Collected data
----

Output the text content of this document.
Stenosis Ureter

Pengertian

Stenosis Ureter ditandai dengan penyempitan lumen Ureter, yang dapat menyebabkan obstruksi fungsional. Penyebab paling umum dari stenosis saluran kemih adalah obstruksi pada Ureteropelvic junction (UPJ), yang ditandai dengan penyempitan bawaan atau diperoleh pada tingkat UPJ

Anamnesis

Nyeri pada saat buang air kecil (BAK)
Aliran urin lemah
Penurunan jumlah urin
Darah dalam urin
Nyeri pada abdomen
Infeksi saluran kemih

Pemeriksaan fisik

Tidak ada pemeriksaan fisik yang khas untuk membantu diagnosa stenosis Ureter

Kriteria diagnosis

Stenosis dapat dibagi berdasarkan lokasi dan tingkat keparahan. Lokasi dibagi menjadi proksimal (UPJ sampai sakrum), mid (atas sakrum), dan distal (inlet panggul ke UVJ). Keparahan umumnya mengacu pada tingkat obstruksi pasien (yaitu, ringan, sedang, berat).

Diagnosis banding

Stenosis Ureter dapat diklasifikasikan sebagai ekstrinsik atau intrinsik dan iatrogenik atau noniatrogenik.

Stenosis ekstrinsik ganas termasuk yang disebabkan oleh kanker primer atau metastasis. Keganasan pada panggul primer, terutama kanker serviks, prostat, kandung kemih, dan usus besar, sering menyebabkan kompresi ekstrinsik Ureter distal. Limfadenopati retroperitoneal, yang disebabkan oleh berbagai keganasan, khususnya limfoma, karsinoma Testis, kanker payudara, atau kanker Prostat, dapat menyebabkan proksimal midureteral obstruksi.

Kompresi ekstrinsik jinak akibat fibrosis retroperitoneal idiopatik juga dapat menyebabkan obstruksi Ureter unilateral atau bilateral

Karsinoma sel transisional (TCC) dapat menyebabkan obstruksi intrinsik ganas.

----

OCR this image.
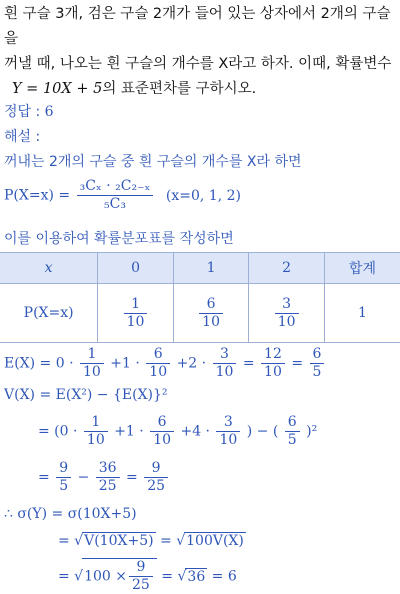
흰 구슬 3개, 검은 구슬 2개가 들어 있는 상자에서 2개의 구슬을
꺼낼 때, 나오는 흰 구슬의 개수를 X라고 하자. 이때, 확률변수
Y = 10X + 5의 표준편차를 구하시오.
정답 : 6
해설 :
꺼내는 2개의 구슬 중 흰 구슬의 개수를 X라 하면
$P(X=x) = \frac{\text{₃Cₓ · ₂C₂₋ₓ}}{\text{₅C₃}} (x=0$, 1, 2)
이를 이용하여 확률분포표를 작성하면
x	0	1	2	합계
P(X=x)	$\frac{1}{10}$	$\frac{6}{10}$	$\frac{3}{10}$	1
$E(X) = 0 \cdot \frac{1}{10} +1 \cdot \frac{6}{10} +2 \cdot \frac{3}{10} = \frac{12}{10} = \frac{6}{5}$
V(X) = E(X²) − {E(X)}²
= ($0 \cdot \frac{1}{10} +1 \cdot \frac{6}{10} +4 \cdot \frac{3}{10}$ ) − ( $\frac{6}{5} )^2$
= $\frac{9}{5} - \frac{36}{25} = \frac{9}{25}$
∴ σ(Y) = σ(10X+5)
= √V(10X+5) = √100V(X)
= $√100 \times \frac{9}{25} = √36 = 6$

----

Stated task -> Of the lines in the records, determine how many contain the word "proksimal", and report that number alone.

Solved exercise -> 2